WRITTEN REQUEST. Search the records for "circle". Copy every line where it appears.

STORED ROWS.
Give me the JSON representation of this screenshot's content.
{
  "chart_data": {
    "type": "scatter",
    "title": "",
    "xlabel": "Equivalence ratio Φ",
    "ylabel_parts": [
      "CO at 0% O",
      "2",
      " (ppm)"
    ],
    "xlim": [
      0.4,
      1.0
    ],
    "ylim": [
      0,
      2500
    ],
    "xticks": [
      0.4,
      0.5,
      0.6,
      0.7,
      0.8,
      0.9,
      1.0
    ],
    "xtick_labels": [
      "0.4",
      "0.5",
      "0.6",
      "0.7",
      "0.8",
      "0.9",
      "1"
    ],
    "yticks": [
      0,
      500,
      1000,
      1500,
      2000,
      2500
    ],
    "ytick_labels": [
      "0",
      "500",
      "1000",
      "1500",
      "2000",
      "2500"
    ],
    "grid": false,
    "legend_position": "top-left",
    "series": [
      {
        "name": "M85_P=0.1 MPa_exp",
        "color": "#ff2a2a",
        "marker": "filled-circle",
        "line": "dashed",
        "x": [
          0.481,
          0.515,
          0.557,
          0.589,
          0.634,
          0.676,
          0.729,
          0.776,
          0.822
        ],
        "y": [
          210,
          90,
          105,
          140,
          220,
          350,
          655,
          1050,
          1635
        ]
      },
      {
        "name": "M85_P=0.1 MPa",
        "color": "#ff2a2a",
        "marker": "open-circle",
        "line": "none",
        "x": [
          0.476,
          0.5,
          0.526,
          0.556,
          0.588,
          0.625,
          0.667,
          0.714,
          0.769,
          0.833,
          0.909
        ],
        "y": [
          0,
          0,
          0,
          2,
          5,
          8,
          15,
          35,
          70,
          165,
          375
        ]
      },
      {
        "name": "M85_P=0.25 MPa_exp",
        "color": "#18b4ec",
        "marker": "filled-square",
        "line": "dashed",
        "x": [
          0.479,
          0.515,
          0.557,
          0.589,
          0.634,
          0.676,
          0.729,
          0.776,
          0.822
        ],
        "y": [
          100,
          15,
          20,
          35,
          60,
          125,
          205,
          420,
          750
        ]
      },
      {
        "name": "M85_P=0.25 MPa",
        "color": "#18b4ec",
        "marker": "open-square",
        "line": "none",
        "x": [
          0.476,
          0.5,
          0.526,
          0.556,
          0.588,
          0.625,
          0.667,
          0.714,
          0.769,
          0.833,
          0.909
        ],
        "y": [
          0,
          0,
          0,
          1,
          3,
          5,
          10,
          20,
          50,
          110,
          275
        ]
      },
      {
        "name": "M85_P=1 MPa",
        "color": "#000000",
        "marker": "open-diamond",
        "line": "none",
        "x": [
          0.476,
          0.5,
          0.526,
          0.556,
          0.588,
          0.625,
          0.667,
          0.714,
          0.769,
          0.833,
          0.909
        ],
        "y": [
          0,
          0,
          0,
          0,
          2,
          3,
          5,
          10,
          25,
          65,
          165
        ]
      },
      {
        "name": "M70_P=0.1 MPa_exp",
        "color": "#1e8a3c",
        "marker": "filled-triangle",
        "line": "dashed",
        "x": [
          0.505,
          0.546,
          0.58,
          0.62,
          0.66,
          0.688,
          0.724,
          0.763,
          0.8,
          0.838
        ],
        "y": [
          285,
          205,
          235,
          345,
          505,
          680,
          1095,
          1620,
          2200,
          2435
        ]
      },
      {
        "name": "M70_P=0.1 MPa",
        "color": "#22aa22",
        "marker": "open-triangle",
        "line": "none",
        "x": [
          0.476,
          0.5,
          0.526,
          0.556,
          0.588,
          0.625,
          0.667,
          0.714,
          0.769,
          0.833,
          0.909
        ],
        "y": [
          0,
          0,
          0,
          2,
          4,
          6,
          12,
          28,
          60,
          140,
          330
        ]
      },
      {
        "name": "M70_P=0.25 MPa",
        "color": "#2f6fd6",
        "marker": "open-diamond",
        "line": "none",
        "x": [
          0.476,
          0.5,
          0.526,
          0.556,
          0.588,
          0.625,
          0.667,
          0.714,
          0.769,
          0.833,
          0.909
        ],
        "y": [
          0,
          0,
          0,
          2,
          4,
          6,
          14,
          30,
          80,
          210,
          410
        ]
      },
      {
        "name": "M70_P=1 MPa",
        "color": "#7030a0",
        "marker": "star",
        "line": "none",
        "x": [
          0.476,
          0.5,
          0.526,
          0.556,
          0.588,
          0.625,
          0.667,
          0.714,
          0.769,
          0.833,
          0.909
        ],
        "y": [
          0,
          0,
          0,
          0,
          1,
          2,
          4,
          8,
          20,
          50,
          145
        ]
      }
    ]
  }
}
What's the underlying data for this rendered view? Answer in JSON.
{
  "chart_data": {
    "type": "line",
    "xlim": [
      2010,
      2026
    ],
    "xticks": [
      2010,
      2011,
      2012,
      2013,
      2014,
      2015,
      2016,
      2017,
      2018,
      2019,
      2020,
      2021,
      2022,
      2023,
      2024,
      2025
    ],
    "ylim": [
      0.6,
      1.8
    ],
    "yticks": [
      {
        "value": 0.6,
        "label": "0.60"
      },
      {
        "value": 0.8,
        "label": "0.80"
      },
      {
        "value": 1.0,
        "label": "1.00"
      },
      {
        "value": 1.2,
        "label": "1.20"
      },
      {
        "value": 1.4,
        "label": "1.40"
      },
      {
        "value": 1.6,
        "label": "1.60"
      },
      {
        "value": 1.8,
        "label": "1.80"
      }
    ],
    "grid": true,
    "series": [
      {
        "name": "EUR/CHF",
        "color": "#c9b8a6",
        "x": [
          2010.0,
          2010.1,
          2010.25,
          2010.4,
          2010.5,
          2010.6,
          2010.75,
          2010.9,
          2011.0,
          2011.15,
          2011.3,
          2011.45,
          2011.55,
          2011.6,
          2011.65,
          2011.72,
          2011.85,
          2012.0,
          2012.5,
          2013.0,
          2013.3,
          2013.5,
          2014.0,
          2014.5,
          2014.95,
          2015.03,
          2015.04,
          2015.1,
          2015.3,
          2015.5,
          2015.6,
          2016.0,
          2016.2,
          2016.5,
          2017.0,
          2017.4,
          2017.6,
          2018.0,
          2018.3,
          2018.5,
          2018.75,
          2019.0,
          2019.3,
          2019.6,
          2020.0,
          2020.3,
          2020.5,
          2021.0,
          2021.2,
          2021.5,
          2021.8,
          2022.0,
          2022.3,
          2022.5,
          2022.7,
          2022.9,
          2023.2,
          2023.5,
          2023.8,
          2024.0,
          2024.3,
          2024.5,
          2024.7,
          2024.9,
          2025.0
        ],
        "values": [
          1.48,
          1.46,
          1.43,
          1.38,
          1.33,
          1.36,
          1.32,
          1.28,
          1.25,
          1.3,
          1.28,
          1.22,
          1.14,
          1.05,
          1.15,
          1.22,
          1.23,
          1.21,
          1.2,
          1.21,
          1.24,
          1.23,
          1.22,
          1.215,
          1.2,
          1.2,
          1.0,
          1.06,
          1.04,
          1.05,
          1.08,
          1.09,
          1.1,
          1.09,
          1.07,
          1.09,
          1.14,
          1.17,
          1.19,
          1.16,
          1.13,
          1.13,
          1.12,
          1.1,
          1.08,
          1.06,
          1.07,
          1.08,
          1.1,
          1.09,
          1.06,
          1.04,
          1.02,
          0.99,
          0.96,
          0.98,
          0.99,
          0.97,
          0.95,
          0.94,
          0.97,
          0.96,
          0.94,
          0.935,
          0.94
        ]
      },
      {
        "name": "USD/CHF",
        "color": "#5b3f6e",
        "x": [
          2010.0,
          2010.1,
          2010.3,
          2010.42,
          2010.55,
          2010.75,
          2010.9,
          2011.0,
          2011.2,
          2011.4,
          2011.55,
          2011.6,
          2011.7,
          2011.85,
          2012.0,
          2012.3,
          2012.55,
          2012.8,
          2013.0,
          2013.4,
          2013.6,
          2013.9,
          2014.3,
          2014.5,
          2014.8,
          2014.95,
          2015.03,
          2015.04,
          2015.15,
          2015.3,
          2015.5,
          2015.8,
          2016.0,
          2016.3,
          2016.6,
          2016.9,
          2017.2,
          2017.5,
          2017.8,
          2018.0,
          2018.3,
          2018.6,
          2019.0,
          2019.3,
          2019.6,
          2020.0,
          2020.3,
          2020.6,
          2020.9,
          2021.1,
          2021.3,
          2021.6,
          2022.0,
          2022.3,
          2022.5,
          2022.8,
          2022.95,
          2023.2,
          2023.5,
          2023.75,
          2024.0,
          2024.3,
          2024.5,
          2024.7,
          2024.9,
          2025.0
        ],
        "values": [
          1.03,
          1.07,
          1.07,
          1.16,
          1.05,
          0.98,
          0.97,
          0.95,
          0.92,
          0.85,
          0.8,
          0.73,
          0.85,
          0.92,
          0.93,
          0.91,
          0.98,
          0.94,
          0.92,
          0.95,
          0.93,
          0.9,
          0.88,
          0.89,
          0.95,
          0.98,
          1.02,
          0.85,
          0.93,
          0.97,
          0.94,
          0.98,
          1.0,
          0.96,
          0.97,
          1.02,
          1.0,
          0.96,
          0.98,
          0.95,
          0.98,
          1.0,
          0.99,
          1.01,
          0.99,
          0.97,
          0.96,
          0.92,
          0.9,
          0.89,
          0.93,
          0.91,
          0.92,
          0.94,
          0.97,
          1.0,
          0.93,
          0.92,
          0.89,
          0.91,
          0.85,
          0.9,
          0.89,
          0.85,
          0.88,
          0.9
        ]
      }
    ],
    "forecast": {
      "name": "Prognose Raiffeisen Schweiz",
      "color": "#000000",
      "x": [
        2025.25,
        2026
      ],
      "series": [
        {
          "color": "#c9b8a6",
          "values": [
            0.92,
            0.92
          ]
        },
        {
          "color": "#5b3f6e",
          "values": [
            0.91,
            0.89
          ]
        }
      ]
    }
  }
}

COMPLETED EXERCISE.
        "marker": "filled-circle",
        "marker": "open-circle",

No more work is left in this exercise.